→ Exercise
How many lines in the listing below include the word "this"? Reply with the count alone.

→ Extracted entries
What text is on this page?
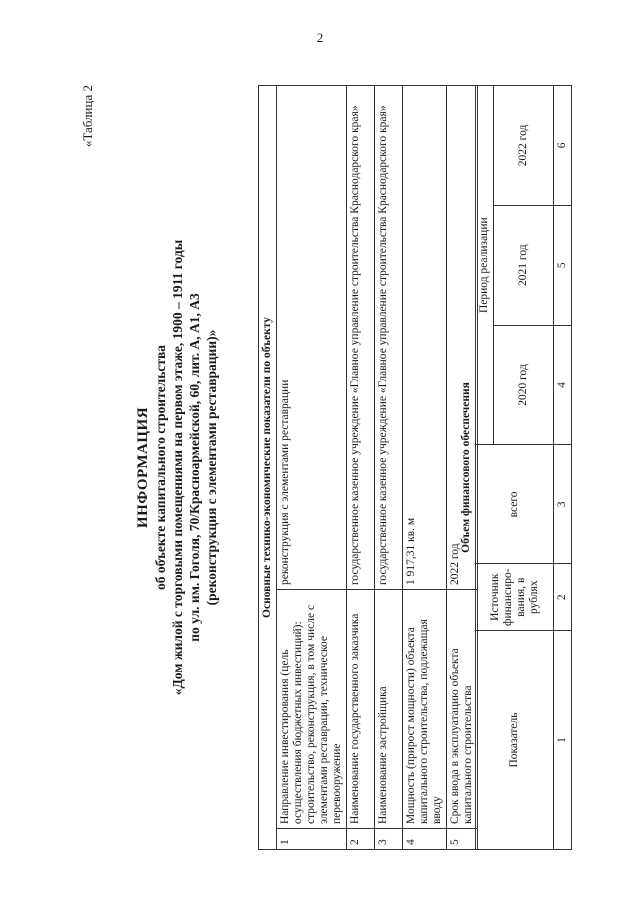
2
«Таблица 2
ИНФОРМАЦИЯ об объекте капитального строительства «Дом жилой с торговыми помещениями на первом этаже, 1900 – 1911 годы по ул. им. Гоголя, 70/Красноармейской, 60, лит. А, А1, А3 (реконструкция с элементами реставрации)»	Основные технико-экономические показатели по объекту		
1	Направление инвестирования (цель осуществления бюджетных инвестиций): строительство, реконструкция, в том числе с элементами реставрации, техническое перевооружение	реконструкция с элементами реставрации
2	Наименование государственного заказчика	государственное казенное учреждение «Главное управление строительства Краснодарского края»
3	Наименование застройщика	государственное казенное учреждение «Главное управление строительства Краснодарского края»
4	Мощность (прирост мощности) объекта капитального строительства, подлежащая вводу	1 917,31 кв. м
5	Срок ввода в эксплуатацию объекта капитального строительства	2022 год
Объем финансового обеспечения					
Показатель	Источник финансиро-вания, в рублях	всего	Период реализации		
			2020 год	2021 год	2022 год
1	2	3	4	5	6
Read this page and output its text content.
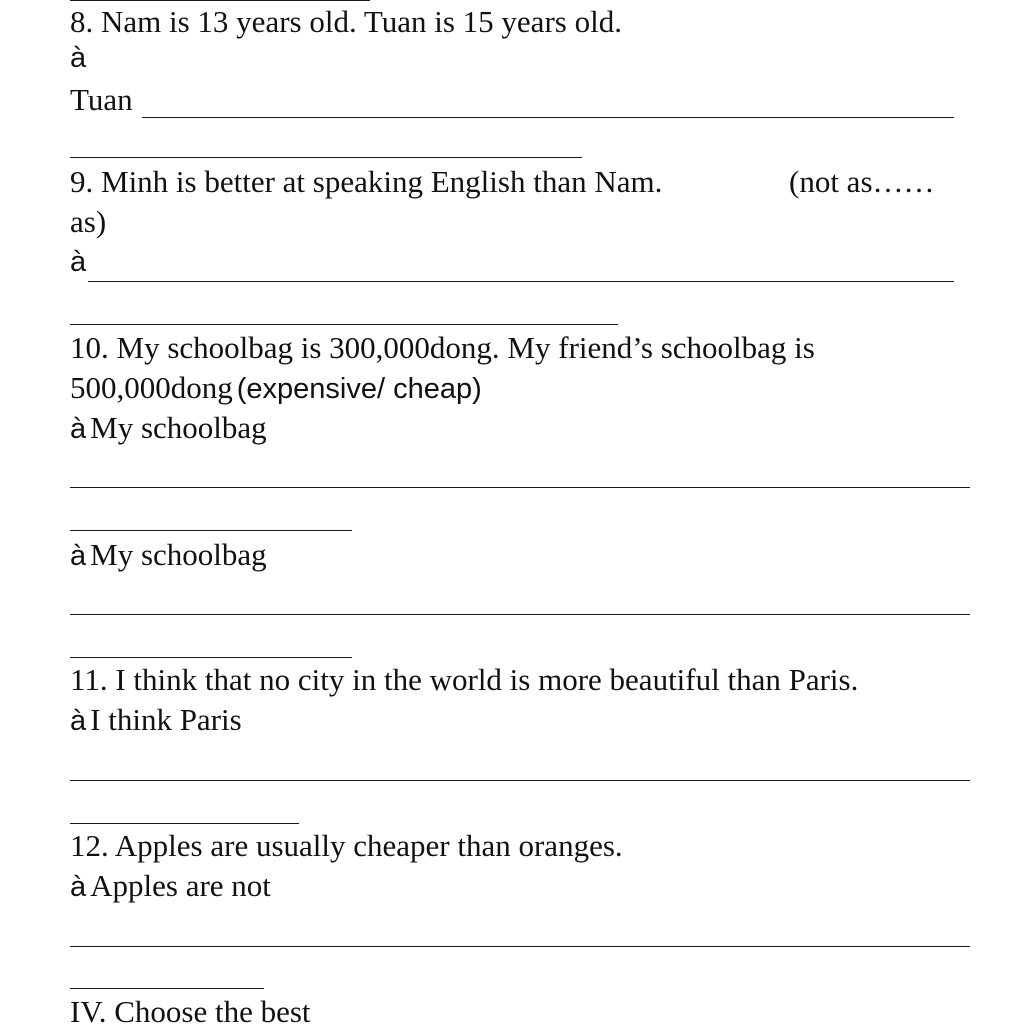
8. Nam is 13 years old. Tuan is 15 years old.
à
Tuan
9. Minh is better at speaking English than Nam.	(not as……
as)
à
10. My schoolbag is 300,000dong. My friend’s schoolbag is
500,000dong (expensive/ cheap)
à My schoolbag
à My schoolbag
11. I think that no city in the world is more beautiful than Paris.
à I think Paris
12. Apples are usually cheaper than oranges.
à Apples are not
IV. Choose the best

→ Result
2